### Text excerpt
____

A sample task row, decoded:
{
  "id": "9b7f5e10-7b8d-4d4d-8c3d-6b6a4b8c1a99",
  "context_id": "3f0e2c1a-1f4b-4f5b-8a2e-cdb8a9c3e7d1",
  "owner_did": "did:bindu:alice:research-agent:abc123",
  "kind": "task",
  "state": "completed",
  "state_timestamp": "2026-05-18T12:00:00+00:00",
  "history": [
    {"role": "user", "parts": [{"text": "Summarize this document"}]},
    {"role": "agent", "parts": [{"text": "Here is the summary..."}]}
  ],
  "artifacts": [
    {"name": "summary", "parts": [{"text": "The document covers..."}]}
  ],
  "metadata": {},
  "created_at": "2026-05-18T11:59:58+00:00",
  "updated_at": "2026-05-18T12:00:00+00:00"
}

Helpers

bindu/server/storage/helpers/ ships small utilities used by PostgresStorage:
  • validation.validate_uuid_type / normalization.normalize_uuid — coerce string UUIDs to UUID and reject bad input early.

____

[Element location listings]

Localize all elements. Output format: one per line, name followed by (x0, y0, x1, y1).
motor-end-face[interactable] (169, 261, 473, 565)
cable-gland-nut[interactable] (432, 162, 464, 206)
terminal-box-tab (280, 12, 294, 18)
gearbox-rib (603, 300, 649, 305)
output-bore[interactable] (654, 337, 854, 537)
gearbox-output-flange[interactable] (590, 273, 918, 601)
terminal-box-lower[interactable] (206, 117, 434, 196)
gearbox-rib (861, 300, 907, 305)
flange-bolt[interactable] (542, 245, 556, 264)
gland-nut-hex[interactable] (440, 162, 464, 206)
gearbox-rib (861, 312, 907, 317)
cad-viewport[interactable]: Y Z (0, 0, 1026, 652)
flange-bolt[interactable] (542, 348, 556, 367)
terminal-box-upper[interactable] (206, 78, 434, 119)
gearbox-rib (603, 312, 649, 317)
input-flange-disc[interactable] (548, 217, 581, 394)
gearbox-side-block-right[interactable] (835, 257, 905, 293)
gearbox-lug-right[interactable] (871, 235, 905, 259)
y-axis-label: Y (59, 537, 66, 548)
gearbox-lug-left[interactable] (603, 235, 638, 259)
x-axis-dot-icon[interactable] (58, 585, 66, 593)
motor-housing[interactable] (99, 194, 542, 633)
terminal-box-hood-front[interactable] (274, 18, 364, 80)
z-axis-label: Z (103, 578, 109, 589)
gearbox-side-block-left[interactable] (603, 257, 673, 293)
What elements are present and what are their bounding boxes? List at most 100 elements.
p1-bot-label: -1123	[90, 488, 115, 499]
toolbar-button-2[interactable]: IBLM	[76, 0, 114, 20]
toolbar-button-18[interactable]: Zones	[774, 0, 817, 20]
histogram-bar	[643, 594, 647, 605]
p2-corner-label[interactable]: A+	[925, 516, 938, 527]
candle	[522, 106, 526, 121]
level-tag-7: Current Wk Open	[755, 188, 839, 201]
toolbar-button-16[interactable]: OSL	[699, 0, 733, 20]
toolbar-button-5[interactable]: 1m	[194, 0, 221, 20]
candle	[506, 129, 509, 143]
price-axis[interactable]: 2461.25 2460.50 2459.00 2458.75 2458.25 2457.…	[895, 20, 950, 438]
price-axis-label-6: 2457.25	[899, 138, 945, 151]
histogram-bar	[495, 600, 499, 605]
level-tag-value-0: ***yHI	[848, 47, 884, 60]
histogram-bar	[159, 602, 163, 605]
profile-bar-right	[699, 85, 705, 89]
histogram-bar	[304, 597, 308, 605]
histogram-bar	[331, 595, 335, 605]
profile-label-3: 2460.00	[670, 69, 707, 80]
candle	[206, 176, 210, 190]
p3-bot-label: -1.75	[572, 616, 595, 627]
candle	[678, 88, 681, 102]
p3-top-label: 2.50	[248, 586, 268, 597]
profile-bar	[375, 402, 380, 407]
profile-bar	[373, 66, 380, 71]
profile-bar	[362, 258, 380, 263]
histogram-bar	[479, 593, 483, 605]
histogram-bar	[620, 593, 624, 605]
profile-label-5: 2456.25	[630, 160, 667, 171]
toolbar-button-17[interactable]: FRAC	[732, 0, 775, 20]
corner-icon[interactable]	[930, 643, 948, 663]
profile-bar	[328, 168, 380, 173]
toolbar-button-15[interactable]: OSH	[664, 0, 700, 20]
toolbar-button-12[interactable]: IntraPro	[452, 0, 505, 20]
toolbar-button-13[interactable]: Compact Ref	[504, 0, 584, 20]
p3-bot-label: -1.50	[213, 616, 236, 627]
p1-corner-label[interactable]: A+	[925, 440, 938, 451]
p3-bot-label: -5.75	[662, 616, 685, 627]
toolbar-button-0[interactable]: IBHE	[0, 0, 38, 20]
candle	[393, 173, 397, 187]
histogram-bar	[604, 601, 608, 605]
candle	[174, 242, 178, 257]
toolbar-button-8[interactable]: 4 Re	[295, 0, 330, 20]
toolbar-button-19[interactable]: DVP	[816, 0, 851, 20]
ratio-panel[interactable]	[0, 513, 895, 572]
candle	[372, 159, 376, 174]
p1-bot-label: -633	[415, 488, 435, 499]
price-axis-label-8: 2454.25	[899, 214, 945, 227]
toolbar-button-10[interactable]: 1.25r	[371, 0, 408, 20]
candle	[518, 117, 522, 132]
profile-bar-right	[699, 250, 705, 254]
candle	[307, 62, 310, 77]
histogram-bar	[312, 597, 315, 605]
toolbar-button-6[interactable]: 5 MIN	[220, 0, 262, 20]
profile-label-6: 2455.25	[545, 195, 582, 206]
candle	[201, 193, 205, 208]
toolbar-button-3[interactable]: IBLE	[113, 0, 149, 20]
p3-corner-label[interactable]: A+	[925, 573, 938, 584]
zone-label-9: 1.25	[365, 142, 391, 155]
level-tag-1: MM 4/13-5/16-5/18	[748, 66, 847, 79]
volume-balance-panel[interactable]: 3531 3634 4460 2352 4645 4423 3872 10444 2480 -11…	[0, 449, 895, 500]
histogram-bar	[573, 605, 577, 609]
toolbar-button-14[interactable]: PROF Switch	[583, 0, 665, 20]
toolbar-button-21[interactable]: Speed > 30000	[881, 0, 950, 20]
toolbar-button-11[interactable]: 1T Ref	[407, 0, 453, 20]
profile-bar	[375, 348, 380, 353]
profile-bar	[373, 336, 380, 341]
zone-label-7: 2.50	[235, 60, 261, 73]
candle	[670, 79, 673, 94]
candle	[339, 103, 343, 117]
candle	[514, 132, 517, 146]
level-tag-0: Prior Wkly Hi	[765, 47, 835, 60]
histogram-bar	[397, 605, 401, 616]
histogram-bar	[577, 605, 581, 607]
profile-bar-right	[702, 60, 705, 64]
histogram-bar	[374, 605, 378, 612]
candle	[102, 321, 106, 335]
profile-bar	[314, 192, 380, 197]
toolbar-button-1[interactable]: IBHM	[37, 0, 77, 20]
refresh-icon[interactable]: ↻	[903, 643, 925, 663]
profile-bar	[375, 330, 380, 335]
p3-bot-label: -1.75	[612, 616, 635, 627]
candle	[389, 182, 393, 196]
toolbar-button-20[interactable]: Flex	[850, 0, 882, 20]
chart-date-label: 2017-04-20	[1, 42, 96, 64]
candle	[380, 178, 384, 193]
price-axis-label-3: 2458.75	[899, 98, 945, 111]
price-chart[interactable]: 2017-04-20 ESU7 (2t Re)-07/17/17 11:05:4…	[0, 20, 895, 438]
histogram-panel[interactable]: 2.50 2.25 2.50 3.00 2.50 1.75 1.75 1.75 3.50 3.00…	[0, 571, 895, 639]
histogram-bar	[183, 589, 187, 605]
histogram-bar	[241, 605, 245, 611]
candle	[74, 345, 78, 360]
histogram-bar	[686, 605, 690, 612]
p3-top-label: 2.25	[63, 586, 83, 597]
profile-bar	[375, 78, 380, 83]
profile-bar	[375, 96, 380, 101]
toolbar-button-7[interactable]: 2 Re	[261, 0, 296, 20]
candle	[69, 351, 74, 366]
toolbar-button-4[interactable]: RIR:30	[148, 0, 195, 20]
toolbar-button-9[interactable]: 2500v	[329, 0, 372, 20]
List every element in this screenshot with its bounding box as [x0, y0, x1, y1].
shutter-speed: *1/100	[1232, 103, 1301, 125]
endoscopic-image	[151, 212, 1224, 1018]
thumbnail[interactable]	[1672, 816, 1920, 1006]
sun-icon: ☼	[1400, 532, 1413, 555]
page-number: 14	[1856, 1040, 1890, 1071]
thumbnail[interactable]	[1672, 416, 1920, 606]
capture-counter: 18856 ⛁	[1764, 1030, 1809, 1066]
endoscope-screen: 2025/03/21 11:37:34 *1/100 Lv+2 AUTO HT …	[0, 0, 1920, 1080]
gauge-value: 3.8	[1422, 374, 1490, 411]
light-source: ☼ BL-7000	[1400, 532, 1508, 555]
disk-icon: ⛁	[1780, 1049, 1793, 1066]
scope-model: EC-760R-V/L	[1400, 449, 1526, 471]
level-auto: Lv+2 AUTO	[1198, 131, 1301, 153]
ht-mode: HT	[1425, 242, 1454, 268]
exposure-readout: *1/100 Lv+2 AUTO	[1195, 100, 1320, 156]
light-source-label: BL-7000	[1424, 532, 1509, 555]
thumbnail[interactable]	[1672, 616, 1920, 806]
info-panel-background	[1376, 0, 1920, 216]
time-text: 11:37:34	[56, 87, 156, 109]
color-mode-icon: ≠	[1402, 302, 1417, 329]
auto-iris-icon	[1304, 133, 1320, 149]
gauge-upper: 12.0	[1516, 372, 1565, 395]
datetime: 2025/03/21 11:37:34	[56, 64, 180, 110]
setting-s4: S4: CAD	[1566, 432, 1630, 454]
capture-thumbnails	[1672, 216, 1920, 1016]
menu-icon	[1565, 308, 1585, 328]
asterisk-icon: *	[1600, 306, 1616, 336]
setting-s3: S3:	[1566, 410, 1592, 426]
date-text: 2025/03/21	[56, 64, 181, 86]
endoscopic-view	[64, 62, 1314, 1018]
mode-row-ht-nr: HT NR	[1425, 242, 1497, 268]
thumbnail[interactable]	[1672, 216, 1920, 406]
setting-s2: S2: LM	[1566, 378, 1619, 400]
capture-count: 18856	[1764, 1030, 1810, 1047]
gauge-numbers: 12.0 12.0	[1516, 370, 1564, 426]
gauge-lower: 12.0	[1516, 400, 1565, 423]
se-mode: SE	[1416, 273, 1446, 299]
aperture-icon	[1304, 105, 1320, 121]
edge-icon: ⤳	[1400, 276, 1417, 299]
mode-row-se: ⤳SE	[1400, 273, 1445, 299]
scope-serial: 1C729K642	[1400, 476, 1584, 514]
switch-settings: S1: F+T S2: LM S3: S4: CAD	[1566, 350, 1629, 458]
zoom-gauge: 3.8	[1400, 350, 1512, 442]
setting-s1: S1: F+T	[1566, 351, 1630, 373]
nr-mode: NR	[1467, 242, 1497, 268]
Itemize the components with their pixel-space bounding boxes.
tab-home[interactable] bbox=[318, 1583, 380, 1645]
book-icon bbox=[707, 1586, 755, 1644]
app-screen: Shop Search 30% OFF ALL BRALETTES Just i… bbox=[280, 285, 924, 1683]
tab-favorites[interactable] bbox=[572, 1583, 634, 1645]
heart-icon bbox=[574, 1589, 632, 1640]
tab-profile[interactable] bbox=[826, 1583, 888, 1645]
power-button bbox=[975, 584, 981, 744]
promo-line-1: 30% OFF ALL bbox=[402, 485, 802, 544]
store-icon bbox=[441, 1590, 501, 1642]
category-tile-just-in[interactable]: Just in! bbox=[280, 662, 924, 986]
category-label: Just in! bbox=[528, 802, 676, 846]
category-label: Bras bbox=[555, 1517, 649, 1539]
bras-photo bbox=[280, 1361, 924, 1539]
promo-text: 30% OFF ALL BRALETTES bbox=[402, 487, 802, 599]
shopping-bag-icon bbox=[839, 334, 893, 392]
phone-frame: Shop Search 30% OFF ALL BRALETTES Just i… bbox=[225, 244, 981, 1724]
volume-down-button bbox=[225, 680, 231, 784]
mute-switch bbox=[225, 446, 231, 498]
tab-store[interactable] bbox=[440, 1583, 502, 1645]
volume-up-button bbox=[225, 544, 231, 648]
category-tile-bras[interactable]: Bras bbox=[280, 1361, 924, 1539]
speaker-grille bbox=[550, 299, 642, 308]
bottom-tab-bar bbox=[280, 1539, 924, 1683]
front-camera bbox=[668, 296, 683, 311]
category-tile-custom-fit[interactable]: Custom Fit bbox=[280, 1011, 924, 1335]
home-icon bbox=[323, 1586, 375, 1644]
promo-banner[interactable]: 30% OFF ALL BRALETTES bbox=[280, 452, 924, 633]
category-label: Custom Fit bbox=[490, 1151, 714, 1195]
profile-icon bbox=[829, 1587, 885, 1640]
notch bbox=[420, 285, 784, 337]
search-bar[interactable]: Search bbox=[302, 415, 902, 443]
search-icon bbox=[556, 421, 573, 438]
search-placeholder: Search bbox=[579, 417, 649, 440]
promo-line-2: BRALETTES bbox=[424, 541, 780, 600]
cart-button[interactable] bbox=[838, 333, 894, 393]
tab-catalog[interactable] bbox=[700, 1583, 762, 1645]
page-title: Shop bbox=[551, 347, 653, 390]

____

### To do
[1] In the task storage excerpt, what value does the sample task row give for "state"?
[2] Retype the task storage excerpt from "bindu/server/storage/helpers/ ships small" to "bad input early.".
[3] Extend the task storage excerpt past its last line.
The records are separate material with no connection to the task storage excerpt.

### Answers per task
[1] completed

[2]
bindu/server/storage/helpers/ ships small utilities used by PostgresStorage:
  • validation.validate_uuid_type / normalization.normalize_uuid — coerce string UUIDs to UUID and reject bad input early.

[3]
  • normalization.normalize_message_uuids — fix up task_id, context_id, message_id, reference_task_ids on inbound messages.
  • serialization.serialize_for_jsonb — recursively convert UUID to str so JSONB stays JSON-safe.
  • security.mask_database_url — strip the password before logging (user:***@host).
  • security.sanitize_identifier — used when DID-based schema isolation rewrites search_path; rejects anything that isn’t [A-Za-z0-9_].
  • db_operations.get_current_utc_timestamp, prepare_jsonb_value, create_update_values — common building blocks for UPDATE statements.

PostgreSQL Setup

1

Run Postgres

docker run -d \
  --name bindu-postgres \
  -e POSTGRES_USER=bindu_user \
  -e POSTGRES_PASSWORD=secret \
  -e POSTGRES_DB=bindu_db \
  -p 5432:5432 \
  postgres:16
2

Install the driver

uv add 'sqlalchemy[asyncio]' asyncpg alembic
The factory imports PostgresStorage lazily — without these packages you’ll get a clear error at startup, not at runtime.
3

Set the env vars

export STORAGE_TYPE=postgres
export DATABASE_URL='postgresql+asyncpg://bindu_user:secret@localhost:5432/bindu_db'
For managed Postgres (Neon, RDS, Supabase) append ?sslmode=require.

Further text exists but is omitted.